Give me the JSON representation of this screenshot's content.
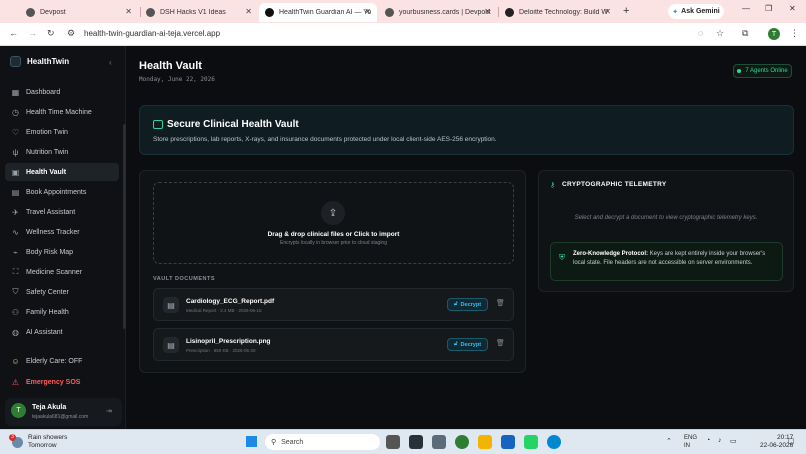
{
  "browser": {
    "tabs": [
      {
        "title": "Devpost",
        "active": false
      },
      {
        "title": "DSH Hacks V1 Ideas",
        "active": false
      },
      {
        "title": "HealthTwin Guardian AI — Yo",
        "active": true
      },
      {
        "title": "yourbusiness.cards | Devpost",
        "active": false
      },
      {
        "title": "Deloitte Technology: Build W",
        "active": false
      }
    ],
    "ask_gemini": "Ask Gemini",
    "url": "health-twin-guardian-ai-teja.vercel.app",
    "profile_initial": "T"
  },
  "sidebar": {
    "brand": "HealthTwin",
    "items": [
      {
        "label": "Dashboard",
        "icon": "dashboard-icon",
        "glyph": "▦"
      },
      {
        "label": "Health Time Machine",
        "icon": "clock-icon",
        "glyph": "◷"
      },
      {
        "label": "Emotion Twin",
        "icon": "heart-icon",
        "glyph": "♡"
      },
      {
        "label": "Nutrition Twin",
        "icon": "utensils-icon",
        "glyph": "ψ"
      },
      {
        "label": "Health Vault",
        "icon": "folder-lock-icon",
        "glyph": "▣"
      },
      {
        "label": "Book Appointments",
        "icon": "calendar-icon",
        "glyph": "▤"
      },
      {
        "label": "Travel Assistant",
        "icon": "plane-icon",
        "glyph": "✈"
      },
      {
        "label": "Wellness Tracker",
        "icon": "activity-icon",
        "glyph": "∿"
      },
      {
        "label": "Body Risk Map",
        "icon": "pulse-icon",
        "glyph": "⌁"
      },
      {
        "label": "Medicine Scanner",
        "icon": "scan-icon",
        "glyph": "⛶"
      },
      {
        "label": "Safety Center",
        "icon": "shield-icon",
        "glyph": "⛉"
      },
      {
        "label": "Family Health",
        "icon": "users-icon",
        "glyph": "⚇"
      },
      {
        "label": "AI Assistant",
        "icon": "globe-icon",
        "glyph": "◍"
      }
    ],
    "elderly_care": "Elderly Care: OFF",
    "emergency_sos": "Emergency SOS",
    "user": {
      "initial": "T",
      "name": "Teja Akula",
      "email": "tejaakula681@gmail.com"
    }
  },
  "header": {
    "title": "Health Vault",
    "date": "Monday, June 22, 2026",
    "agents_online": "7 Agents Online"
  },
  "hero": {
    "title": "Secure Clinical Health Vault",
    "description": "Store prescriptions, lab reports, X-rays, and insurance documents protected under local client-side AES-256 encryption."
  },
  "upload": {
    "title": "Drag & drop clinical files or Click to import",
    "subtitle": "Encrypts locally in browser prior to cloud staging"
  },
  "vault": {
    "label": "VAULT DOCUMENTS",
    "decrypt_label": "Decrypt",
    "documents": [
      {
        "name": "Cardiology_ECG_Report.pdf",
        "meta": "Medical Report · 2.4 MB · 2026-06-15"
      },
      {
        "name": "Lisinopril_Prescription.png",
        "meta": "Prescription · 850 KB · 2026-05-20"
      }
    ]
  },
  "telemetry": {
    "title": "CRYPTOGRAPHIC TELEMETRY",
    "hint": "Select and decrypt a document to view cryptographic telemetry keys.",
    "zk_label": "Zero-Knowledge Protocol:",
    "zk_text": "Keys are kept entirely inside your browser's local state. File headers are not accessible on server environments."
  },
  "taskbar": {
    "weather_badge": "3",
    "weather_line1": "Rain showers",
    "weather_line2": "Tomorrow",
    "search_placeholder": "Search",
    "lang1": "ENG",
    "lang2": "IN",
    "time": "20:17",
    "date": "22-06-2026"
  },
  "colors": {
    "accent_green": "#34d399",
    "accent_blue": "#38bdf8",
    "sos_red": "#ff5b5b"
  }
}
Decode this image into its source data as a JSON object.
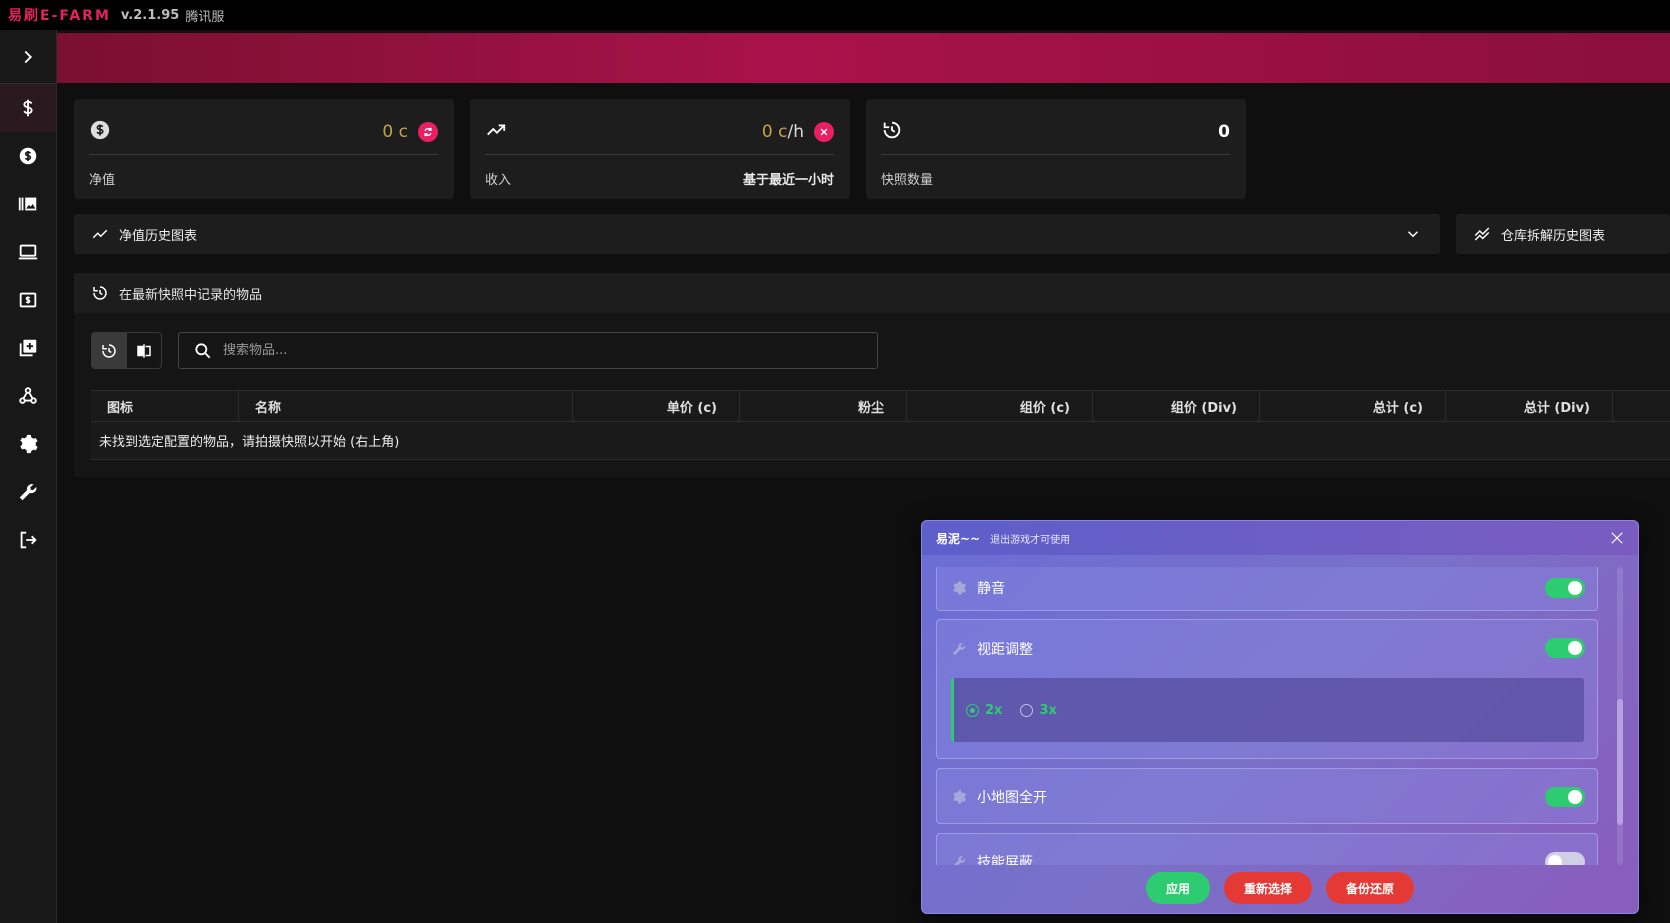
{
  "titlebar": {
    "brand": "易刷E-FARM",
    "version": "v.2.1.95",
    "server": "腾讯服"
  },
  "cards": [
    {
      "value": "0",
      "unit": "c",
      "suffix": "",
      "label": "净值",
      "right": ""
    },
    {
      "value": "0",
      "unit": "c",
      "suffix": "/h",
      "label": "收入",
      "right": "基于最近一小时"
    },
    {
      "value": "0",
      "unit": "",
      "suffix": "",
      "label": "快照数量",
      "right": ""
    }
  ],
  "panels": {
    "networth_chart": "净值历史图表",
    "warehouse_chart": "仓库拆解历史图表",
    "items_title": "在最新快照中记录的物品"
  },
  "search": {
    "placeholder": "搜索物品..."
  },
  "table": {
    "columns": [
      "图标",
      "名称",
      "单价 (c)",
      "粉尘",
      "组价 (c)",
      "组价 (Div)",
      "总计 (c)",
      "总计 (Div)"
    ],
    "empty": "未找到选定配置的物品，请拍摄快照以开始 (右上角)"
  },
  "dialog": {
    "title": "易泥~~",
    "subtitle": "退出游戏才可使用",
    "options": [
      {
        "label": "静音",
        "enabled": true
      },
      {
        "label": "视距调整",
        "enabled": true
      },
      {
        "label": "小地图全开",
        "enabled": true
      },
      {
        "label": "技能屏蔽",
        "enabled": false
      }
    ],
    "zoom_options": [
      "2x",
      "3x"
    ],
    "zoom_selected": "2x",
    "buttons": {
      "apply": "应用",
      "reselect": "重新选择",
      "backup": "备份还原"
    }
  },
  "colors": {
    "accent": "#e91e63",
    "banner": "#a8124a",
    "green": "#2ecc71",
    "gold": "#c8a24a"
  }
}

────────────────────────────────────────

◆ Work to be completed: Transcribe all the records above word for word, without their images.

◆ Answer for the task:
Give me the JSON representation of this screenshot's content.
{
  "browser": {
    "tabs": [
      {
        "title": "Devpost",
        "active": false
      },
      {
        "title": "DSH Hacks V1 Ideas",
        "active": false
      },
      {
        "title": "HealthTwin Guardian AI — Yo",
        "active": true
      },
      {
        "title": "yourbusiness.cards | Devpost",
        "active": false
      },
      {
        "title": "Deloitte Technology: Build W",
        "active": false
      }
    ],
    "ask_gemini": "Ask Gemini",
    "url": "health-twin-guardian-ai-teja.vercel.app",
    "profile_initial": "T"
  },
  "sidebar": {
    "brand": "HealthTwin",
    "items": [
      {
        "label": "Dashboard",
        "icon": "dashboard-icon",
        "glyph": "▦"
      },
      {
        "label": "Health Time Machine",
        "icon": "clock-icon",
        "glyph": "◷"
      },
      {
        "label": "Emotion Twin",
        "icon": "heart-icon",
        "glyph": "♡"
      },
      {
        "label": "Nutrition Twin",
        "icon": "utensils-icon",
        "glyph": "ψ"
      },
      {
        "label": "Health Vault",
        "icon": "folder-lock-icon",
        "glyph": "▣"
      },
      {
        "label": "Book Appointments",
        "icon": "calendar-icon",
        "glyph": "▤"
      },
      {
        "label": "Travel Assistant",
        "icon": "plane-icon",
        "glyph": "✈"
      },
      {
        "label": "Wellness Tracker",
        "icon": "activity-icon",
        "glyph": "∿"
      },
      {
        "label": "Body Risk Map",
        "icon": "pulse-icon",
        "glyph": "⌁"
      },
      {
        "label": "Medicine Scanner",
        "icon": "scan-icon",
        "glyph": "⛶"
      },
      {
        "label": "Safety Center",
        "icon": "shield-icon",
        "glyph": "⛉"
      },
      {
        "label": "Family Health",
        "icon": "users-icon",
        "glyph": "⚇"
      },
      {
        "label": "AI Assistant",
        "icon": "globe-icon",
        "glyph": "◍"
      }
    ],
    "elderly_care": "Elderly Care: OFF",
    "emergency_sos": "Emergency SOS",
    "user": {
      "initial": "T",
      "name": "Teja Akula",
      "email": "tejaakula681@gmail.com"
    }
  },
  "header": {
    "title": "Health Vault",
    "date": "Monday, June 22, 2026",
    "agents_online": "7 Agents Online"
  },
  "hero": {
    "title": "Secure Clinical Health Vault",
    "description": "Store prescriptions, lab reports, X-rays, and insurance documents protected under local client-side AES-256 encryption."
  },
  "upload": {
    "title": "Drag & drop clinical files or Click to import",
    "subtitle": "Encrypts locally in browser prior to cloud staging"
  },
  "vault": {
    "label": "VAULT DOCUMENTS",
    "decrypt_label": "Decrypt",
    "documents": [
      {
        "name": "Cardiology_ECG_Report.pdf",
        "meta": "Medical Report · 2.4 MB · 2026-06-15"
      },
      {
        "name": "Lisinopril_Prescription.png",
        "meta": "Prescription · 850 KB · 2026-05-20"
      }
    ]
  },
  "telemetry": {
    "title": "CRYPTOGRAPHIC TELEMETRY",
    "hint": "Select and decrypt a document to view cryptographic telemetry keys.",
    "zk_label": "Zero-Knowledge Protocol:",
    "zk_text": "Keys are kept entirely inside your browser's local state. File headers are not accessible on server environments."
  },
  "taskbar": {
    "weather_badge": "3",
    "weather_line1": "Rain showers",
    "weather_line2": "Tomorrow",
    "search_placeholder": "Search",
    "lang1": "ENG",
    "lang2": "IN",
    "time": "20:17",
    "date": "22-06-2026"
  },
  "colors": {
    "accent_green": "#34d399",
    "accent_blue": "#38bdf8",
    "sos_red": "#ff5b5b"
  }
}
Decode this image into its source data as a JSON object.
{
  "titlebar": {
    "brand": "易刷E-FARM",
    "version": "v.2.1.95",
    "server": "腾讯服"
  },
  "cards": [
    {
      "value": "0",
      "unit": "c",
      "suffix": "",
      "label": "净值",
      "right": ""
    },
    {
      "value": "0",
      "unit": "c",
      "suffix": "/h",
      "label": "收入",
      "right": "基于最近一小时"
    },
    {
      "value": "0",
      "unit": "",
      "suffix": "",
      "label": "快照数量",
      "right": ""
    }
  ],
  "panels": {
    "networth_chart": "净值历史图表",
    "warehouse_chart": "仓库拆解历史图表",
    "items_title": "在最新快照中记录的物品"
  },
  "search": {
    "placeholder": "搜索物品..."
  },
  "table": {
    "columns": [
      "图标",
      "名称",
      "单价 (c)",
      "粉尘",
      "组价 (c)",
      "组价 (Div)",
      "总计 (c)",
      "总计 (Div)"
    ],
    "empty": "未找到选定配置的物品，请拍摄快照以开始 (右上角)"
  },
  "dialog": {
    "title": "易泥~~",
    "subtitle": "退出游戏才可使用",
    "options": [
      {
        "label": "静音",
        "enabled": true
      },
      {
        "label": "视距调整",
        "enabled": true
      },
      {
        "label": "小地图全开",
        "enabled": true
      },
      {
        "label": "技能屏蔽",
        "enabled": false
      }
    ],
    "zoom_options": [
      "2x",
      "3x"
    ],
    "zoom_selected": "2x",
    "buttons": {
      "apply": "应用",
      "reselect": "重新选择",
      "backup": "备份还原"
    }
  },
  "colors": {
    "accent": "#e91e63",
    "banner": "#a8124a",
    "green": "#2ecc71",
    "gold": "#c8a24a"
  }
}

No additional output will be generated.